## Supplied data

** START **

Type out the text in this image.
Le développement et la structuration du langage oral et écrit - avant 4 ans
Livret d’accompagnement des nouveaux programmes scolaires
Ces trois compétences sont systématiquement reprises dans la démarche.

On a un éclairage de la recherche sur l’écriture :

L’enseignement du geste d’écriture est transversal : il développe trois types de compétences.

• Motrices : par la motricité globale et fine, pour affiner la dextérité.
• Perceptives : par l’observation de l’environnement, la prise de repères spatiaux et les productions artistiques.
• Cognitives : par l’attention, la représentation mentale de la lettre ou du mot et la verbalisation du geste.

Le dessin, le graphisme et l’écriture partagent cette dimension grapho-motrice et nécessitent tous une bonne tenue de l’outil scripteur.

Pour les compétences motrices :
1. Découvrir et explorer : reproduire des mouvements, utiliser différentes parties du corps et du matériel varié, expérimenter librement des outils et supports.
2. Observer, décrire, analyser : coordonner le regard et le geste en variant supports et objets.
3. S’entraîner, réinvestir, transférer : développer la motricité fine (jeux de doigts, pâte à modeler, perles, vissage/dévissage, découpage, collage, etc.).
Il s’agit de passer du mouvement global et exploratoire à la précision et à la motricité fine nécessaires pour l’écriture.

** END **

Pull out each line containing the word "motricité" and copy it.

## Final result
• Motrices : par la motricité globale et fine, pour affiner la dextérité.
3. S’entraîner, réinvestir, transférer : développer la motricité fine (jeux de doigts, pâte à modeler, perles, vissage/dévissage, découpage, collage, etc.).
Il s’agit de passer du mouvement global et exploratoire à la précision et à la motricité fine nécessaires pour l’écriture.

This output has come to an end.